(Dataset items)

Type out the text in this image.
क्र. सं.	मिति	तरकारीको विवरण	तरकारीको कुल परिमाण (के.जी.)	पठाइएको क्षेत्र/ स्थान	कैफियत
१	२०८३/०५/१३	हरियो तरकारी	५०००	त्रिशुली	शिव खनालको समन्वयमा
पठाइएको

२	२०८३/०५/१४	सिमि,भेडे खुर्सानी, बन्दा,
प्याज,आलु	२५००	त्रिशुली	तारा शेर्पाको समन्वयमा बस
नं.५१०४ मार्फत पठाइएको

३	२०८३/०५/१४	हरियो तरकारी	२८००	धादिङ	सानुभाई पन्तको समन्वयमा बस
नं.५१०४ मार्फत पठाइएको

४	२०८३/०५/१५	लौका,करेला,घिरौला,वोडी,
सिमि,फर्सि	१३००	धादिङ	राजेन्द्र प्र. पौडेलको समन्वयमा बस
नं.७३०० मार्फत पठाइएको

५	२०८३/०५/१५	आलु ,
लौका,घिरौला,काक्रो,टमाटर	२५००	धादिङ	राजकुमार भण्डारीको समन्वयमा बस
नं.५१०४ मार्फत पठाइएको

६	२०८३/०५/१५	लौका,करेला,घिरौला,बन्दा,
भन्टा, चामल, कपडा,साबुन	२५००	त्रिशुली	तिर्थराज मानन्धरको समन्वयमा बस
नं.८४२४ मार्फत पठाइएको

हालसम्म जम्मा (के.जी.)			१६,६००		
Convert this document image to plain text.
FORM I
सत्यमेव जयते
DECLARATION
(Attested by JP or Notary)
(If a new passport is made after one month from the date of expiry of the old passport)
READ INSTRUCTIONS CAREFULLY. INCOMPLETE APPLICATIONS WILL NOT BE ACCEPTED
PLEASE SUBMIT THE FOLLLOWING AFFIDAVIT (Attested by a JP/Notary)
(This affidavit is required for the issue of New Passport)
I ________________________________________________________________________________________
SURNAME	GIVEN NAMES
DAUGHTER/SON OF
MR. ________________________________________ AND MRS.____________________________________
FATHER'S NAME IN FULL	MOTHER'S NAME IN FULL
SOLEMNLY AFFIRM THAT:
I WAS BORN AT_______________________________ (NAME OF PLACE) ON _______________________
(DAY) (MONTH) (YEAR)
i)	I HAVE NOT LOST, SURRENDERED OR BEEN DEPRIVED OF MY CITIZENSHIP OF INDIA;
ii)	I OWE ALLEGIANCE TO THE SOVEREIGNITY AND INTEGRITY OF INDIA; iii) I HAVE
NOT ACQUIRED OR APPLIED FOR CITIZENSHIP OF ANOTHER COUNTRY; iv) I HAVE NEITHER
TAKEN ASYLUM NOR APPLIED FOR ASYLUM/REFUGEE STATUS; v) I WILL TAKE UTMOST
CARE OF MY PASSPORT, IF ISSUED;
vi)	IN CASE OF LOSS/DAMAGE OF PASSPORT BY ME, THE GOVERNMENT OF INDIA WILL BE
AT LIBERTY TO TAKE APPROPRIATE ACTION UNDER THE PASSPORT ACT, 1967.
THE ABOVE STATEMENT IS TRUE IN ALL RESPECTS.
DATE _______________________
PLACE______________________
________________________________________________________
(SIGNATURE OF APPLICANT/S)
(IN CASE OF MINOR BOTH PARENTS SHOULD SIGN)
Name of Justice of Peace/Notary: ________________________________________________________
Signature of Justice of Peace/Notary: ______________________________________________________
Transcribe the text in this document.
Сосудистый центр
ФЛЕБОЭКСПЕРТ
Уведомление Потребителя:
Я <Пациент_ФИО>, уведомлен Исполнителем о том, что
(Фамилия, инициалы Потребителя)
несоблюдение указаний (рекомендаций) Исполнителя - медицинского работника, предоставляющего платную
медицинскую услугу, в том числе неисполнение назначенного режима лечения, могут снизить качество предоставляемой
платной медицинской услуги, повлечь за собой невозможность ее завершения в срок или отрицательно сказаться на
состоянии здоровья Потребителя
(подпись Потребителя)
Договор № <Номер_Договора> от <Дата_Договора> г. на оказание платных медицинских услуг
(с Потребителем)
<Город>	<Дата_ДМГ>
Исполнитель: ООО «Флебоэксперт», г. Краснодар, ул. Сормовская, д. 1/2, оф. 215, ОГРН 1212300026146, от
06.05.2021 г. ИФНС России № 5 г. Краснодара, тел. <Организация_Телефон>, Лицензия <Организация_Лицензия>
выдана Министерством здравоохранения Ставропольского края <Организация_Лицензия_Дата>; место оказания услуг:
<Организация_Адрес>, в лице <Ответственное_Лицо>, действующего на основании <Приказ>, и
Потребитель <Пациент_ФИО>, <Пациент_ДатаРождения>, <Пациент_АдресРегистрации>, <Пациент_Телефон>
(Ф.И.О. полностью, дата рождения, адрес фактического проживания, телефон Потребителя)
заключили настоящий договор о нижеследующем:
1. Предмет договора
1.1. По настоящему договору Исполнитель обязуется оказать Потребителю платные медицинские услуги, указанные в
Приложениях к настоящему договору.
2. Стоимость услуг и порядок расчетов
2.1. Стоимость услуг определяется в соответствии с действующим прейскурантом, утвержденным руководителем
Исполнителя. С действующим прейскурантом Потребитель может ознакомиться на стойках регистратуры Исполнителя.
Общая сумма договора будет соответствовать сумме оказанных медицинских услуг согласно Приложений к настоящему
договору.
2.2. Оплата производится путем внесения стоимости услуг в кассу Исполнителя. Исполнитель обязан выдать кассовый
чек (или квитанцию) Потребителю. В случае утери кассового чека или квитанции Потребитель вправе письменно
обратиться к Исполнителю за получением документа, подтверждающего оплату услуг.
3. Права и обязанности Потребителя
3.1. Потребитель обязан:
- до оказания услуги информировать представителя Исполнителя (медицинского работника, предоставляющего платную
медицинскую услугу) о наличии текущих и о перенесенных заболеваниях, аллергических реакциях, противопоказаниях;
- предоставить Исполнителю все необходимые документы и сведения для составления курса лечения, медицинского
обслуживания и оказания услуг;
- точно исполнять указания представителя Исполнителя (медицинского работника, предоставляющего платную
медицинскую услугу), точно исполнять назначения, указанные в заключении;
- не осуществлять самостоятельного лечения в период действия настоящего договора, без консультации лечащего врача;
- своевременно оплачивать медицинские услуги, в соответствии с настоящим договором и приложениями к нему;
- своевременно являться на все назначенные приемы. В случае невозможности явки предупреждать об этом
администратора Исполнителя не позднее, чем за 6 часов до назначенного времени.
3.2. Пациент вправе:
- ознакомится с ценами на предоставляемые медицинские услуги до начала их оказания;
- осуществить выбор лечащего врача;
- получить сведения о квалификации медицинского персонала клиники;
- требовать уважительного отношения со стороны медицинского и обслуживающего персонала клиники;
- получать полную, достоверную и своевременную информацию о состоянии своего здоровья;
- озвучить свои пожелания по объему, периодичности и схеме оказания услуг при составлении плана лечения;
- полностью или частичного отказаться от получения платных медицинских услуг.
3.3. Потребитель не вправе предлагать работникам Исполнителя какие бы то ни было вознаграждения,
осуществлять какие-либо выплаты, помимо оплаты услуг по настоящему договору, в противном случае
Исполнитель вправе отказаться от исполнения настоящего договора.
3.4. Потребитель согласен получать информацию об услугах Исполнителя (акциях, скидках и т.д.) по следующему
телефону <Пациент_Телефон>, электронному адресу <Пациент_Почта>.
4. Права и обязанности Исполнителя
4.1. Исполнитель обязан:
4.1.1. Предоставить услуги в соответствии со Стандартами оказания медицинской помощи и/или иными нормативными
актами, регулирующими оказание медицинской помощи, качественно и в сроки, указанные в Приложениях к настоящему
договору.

▸ Given problem
Produce an exact copy of the whole listing.

▸ Full output
Type out the text in this image.
क्र. सं.	मिति	तरकारीको विवरण	तरकारीको कुल परिमाण (के.जी.)	पठाइएको क्षेत्र/ स्थान	कैफियत
१	२०८३/०५/१३	हरियो तरकारी	५०००	त्रिशुली	शिव खनालको समन्वयमा
पठाइएको

२	२०८३/०५/१४	सिमि,भेडे खुर्सानी, बन्दा,
प्याज,आलु	२५००	त्रिशुली	तारा शेर्पाको समन्वयमा बस
नं.५१०४ मार्फत पठाइएको

३	२०८३/०५/१४	हरियो तरकारी	२८००	धादिङ	सानुभाई पन्तको समन्वयमा बस
नं.५१०४ मार्फत पठाइएको

४	२०८३/०५/१५	लौका,करेला,घिरौला,वोडी,
सिमि,फर्सि	१३००	धादिङ	राजेन्द्र प्र. पौडेलको समन्वयमा बस
नं.७३०० मार्फत पठाइएको

५	२०८३/०५/१५	आलु ,
लौका,घिरौला,काक्रो,टमाटर	२५००	धादिङ	राजकुमार भण्डारीको समन्वयमा बस
नं.५१०४ मार्फत पठाइएको

६	२०८३/०५/१५	लौका,करेला,घिरौला,बन्दा,
भन्टा, चामल, कपडा,साबुन	२५००	त्रिशुली	तिर्थराज मानन्धरको समन्वयमा बस
नं.८४२४ मार्फत पठाइएको

हालसम्म जम्मा (के.जी.)			१६,६००		
Convert this document image to plain text.
FORM I
सत्यमेव जयते
DECLARATION
(Attested by JP or Notary)
(If a new passport is made after one month from the date of expiry of the old passport)
READ INSTRUCTIONS CAREFULLY. INCOMPLETE APPLICATIONS WILL NOT BE ACCEPTED
PLEASE SUBMIT THE FOLLLOWING AFFIDAVIT (Attested by a JP/Notary)
(This affidavit is required for the issue of New Passport)
I ________________________________________________________________________________________
SURNAME	GIVEN NAMES
DAUGHTER/SON OF
MR. ________________________________________ AND MRS.____________________________________
FATHER'S NAME IN FULL	MOTHER'S NAME IN FULL
SOLEMNLY AFFIRM THAT:
I WAS BORN AT_______________________________ (NAME OF PLACE) ON _______________________
(DAY) (MONTH) (YEAR)
i)	I HAVE NOT LOST, SURRENDERED OR BEEN DEPRIVED OF MY CITIZENSHIP OF INDIA;
ii)	I OWE ALLEGIANCE TO THE SOVEREIGNITY AND INTEGRITY OF INDIA; iii) I HAVE
NOT ACQUIRED OR APPLIED FOR CITIZENSHIP OF ANOTHER COUNTRY; iv) I HAVE NEITHER
TAKEN ASYLUM NOR APPLIED FOR ASYLUM/REFUGEE STATUS; v) I WILL TAKE UTMOST
CARE OF MY PASSPORT, IF ISSUED;
vi)	IN CASE OF LOSS/DAMAGE OF PASSPORT BY ME, THE GOVERNMENT OF INDIA WILL BE
AT LIBERTY TO TAKE APPROPRIATE ACTION UNDER THE PASSPORT ACT, 1967.
THE ABOVE STATEMENT IS TRUE IN ALL RESPECTS.
DATE _______________________
PLACE______________________
________________________________________________________
(SIGNATURE OF APPLICANT/S)
(IN CASE OF MINOR BOTH PARENTS SHOULD SIGN)
Name of Justice of Peace/Notary: ________________________________________________________
Signature of Justice of Peace/Notary: ______________________________________________________
Transcribe the text in this document.
Сосудистый центр
ФЛЕБОЭКСПЕРТ
Уведомление Потребителя:
Я <Пациент_ФИО>, уведомлен Исполнителем о том, что
(Фамилия, инициалы Потребителя)
несоблюдение указаний (рекомендаций) Исполнителя - медицинского работника, предоставляющего платную
медицинскую услугу, в том числе неисполнение назначенного режима лечения, могут снизить качество предоставляемой
платной медицинской услуги, повлечь за собой невозможность ее завершения в срок или отрицательно сказаться на
состоянии здоровья Потребителя
(подпись Потребителя)
Договор № <Номер_Договора> от <Дата_Договора> г. на оказание платных медицинских услуг
(с Потребителем)
<Город>	<Дата_ДМГ>
Исполнитель: ООО «Флебоэксперт», г. Краснодар, ул. Сормовская, д. 1/2, оф. 215, ОГРН 1212300026146, от
06.05.2021 г. ИФНС России № 5 г. Краснодара, тел. <Организация_Телефон>, Лицензия <Организация_Лицензия>
выдана Министерством здравоохранения Ставропольского края <Организация_Лицензия_Дата>; место оказания услуг:
<Организация_Адрес>, в лице <Ответственное_Лицо>, действующего на основании <Приказ>, и
Потребитель <Пациент_ФИО>, <Пациент_ДатаРождения>, <Пациент_АдресРегистрации>, <Пациент_Телефон>
(Ф.И.О. полностью, дата рождения, адрес фактического проживания, телефон Потребителя)
заключили настоящий договор о нижеследующем:
1. Предмет договора
1.1. По настоящему договору Исполнитель обязуется оказать Потребителю платные медицинские услуги, указанные в
Приложениях к настоящему договору.
2. Стоимость услуг и порядок расчетов
2.1. Стоимость услуг определяется в соответствии с действующим прейскурантом, утвержденным руководителем
Исполнителя. С действующим прейскурантом Потребитель может ознакомиться на стойках регистратуры Исполнителя.
Общая сумма договора будет соответствовать сумме оказанных медицинских услуг согласно Приложений к настоящему
договору.
2.2. Оплата производится путем внесения стоимости услуг в кассу Исполнителя. Исполнитель обязан выдать кассовый
чек (или квитанцию) Потребителю. В случае утери кассового чека или квитанции Потребитель вправе письменно
обратиться к Исполнителю за получением документа, подтверждающего оплату услуг.
3. Права и обязанности Потребителя
3.1. Потребитель обязан:
- до оказания услуги информировать представителя Исполнителя (медицинского работника, предоставляющего платную
медицинскую услугу) о наличии текущих и о перенесенных заболеваниях, аллергических реакциях, противопоказаниях;
- предоставить Исполнителю все необходимые документы и сведения для составления курса лечения, медицинского
обслуживания и оказания услуг;
- точно исполнять указания представителя Исполнителя (медицинского работника, предоставляющего платную
медицинскую услугу), точно исполнять назначения, указанные в заключении;
- не осуществлять самостоятельного лечения в период действия настоящего договора, без консультации лечащего врача;
- своевременно оплачивать медицинские услуги, в соответствии с настоящим договором и приложениями к нему;
- своевременно являться на все назначенные приемы. В случае невозможности явки предупреждать об этом
администратора Исполнителя не позднее, чем за 6 часов до назначенного времени.
3.2. Пациент вправе:
- ознакомится с ценами на предоставляемые медицинские услуги до начала их оказания;
- осуществить выбор лечащего врача;
- получить сведения о квалификации медицинского персонала клиники;
- требовать уважительного отношения со стороны медицинского и обслуживающего персонала клиники;
- получать полную, достоверную и своевременную информацию о состоянии своего здоровья;
- озвучить свои пожелания по объему, периодичности и схеме оказания услуг при составлении плана лечения;
- полностью или частичного отказаться от получения платных медицинских услуг.
3.3. Потребитель не вправе предлагать работникам Исполнителя какие бы то ни было вознаграждения,
осуществлять какие-либо выплаты, помимо оплаты услуг по настоящему договору, в противном случае
Исполнитель вправе отказаться от исполнения настоящего договора.
3.4. Потребитель согласен получать информацию об услугах Исполнителя (акциях, скидках и т.д.) по следующему
телефону <Пациент_Телефон>, электронному адресу <Пациент_Почта>.
4. Права и обязанности Исполнителя
4.1. Исполнитель обязан:
4.1.1. Предоставить услуги в соответствии со Стандартами оказания медицинской помощи и/или иными нормативными
актами, регулирующими оказание медицинской помощи, качественно и в сроки, указанные в Приложениях к настоящему
договору.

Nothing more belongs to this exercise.